++++ Source material ++++

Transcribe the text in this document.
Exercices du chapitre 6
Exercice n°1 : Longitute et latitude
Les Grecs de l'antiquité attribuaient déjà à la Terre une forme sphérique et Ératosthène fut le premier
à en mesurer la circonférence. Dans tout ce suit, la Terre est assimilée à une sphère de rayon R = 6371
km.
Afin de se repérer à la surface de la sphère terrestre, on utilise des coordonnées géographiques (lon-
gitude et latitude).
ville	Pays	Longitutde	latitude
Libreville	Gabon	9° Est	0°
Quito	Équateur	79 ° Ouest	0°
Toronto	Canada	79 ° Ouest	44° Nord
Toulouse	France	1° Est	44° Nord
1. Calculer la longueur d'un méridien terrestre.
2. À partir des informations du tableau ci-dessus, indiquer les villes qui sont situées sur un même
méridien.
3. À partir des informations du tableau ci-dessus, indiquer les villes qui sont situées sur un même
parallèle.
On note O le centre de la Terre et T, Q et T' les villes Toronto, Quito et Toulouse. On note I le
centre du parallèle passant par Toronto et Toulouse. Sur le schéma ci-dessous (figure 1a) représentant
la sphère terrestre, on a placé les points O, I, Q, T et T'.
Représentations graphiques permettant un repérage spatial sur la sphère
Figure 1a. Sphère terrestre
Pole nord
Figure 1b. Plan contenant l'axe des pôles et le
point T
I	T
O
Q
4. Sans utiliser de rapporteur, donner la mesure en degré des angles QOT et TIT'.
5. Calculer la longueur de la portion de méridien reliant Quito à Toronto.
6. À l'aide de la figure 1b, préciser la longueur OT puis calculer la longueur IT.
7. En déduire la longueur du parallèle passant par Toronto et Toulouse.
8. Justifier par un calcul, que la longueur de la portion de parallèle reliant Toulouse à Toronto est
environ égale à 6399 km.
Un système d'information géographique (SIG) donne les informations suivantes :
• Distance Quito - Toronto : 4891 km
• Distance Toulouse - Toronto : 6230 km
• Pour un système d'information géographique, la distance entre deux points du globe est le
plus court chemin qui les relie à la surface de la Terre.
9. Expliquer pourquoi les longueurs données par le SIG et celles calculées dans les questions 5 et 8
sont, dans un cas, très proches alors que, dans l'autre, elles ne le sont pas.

++++

• The task:
Write out every entry verbatim.

• Result for this task:
Transcribe the text in this document.
Exercices du chapitre 6
Exercice n°1 : Longitute et latitude
Les Grecs de l'antiquité attribuaient déjà à la Terre une forme sphérique et Ératosthène fut le premier
à en mesurer la circonférence. Dans tout ce suit, la Terre est assimilée à une sphère de rayon R = 6371
km.
Afin de se repérer à la surface de la sphère terrestre, on utilise des coordonnées géographiques (lon-
gitude et latitude).
ville	Pays	Longitutde	latitude
Libreville	Gabon	9° Est	0°
Quito	Équateur	79 ° Ouest	0°
Toronto	Canada	79 ° Ouest	44° Nord
Toulouse	France	1° Est	44° Nord
1. Calculer la longueur d'un méridien terrestre.
2. À partir des informations du tableau ci-dessus, indiquer les villes qui sont situées sur un même
méridien.
3. À partir des informations du tableau ci-dessus, indiquer les villes qui sont situées sur un même
parallèle.
On note O le centre de la Terre et T, Q et T' les villes Toronto, Quito et Toulouse. On note I le
centre du parallèle passant par Toronto et Toulouse. Sur le schéma ci-dessous (figure 1a) représentant
la sphère terrestre, on a placé les points O, I, Q, T et T'.
Représentations graphiques permettant un repérage spatial sur la sphère
Figure 1a. Sphère terrestre
Pole nord
Figure 1b. Plan contenant l'axe des pôles et le
point T
I	T
O
Q
4. Sans utiliser de rapporteur, donner la mesure en degré des angles QOT et TIT'.
5. Calculer la longueur de la portion de méridien reliant Quito à Toronto.
6. À l'aide de la figure 1b, préciser la longueur OT puis calculer la longueur IT.
7. En déduire la longueur du parallèle passant par Toronto et Toulouse.
8. Justifier par un calcul, que la longueur de la portion de parallèle reliant Toulouse à Toronto est
environ égale à 6399 km.
Un système d'information géographique (SIG) donne les informations suivantes :
• Distance Quito - Toronto : 4891 km
• Distance Toulouse - Toronto : 6230 km
• Pour un système d'information géographique, la distance entre deux points du globe est le
plus court chemin qui les relie à la surface de la Terre.
9. Expliquer pourquoi les longueurs données par le SIG et celles calculées dans les questions 5 et 8
sont, dans un cas, très proches alors que, dans l'autre, elles ne le sont pas.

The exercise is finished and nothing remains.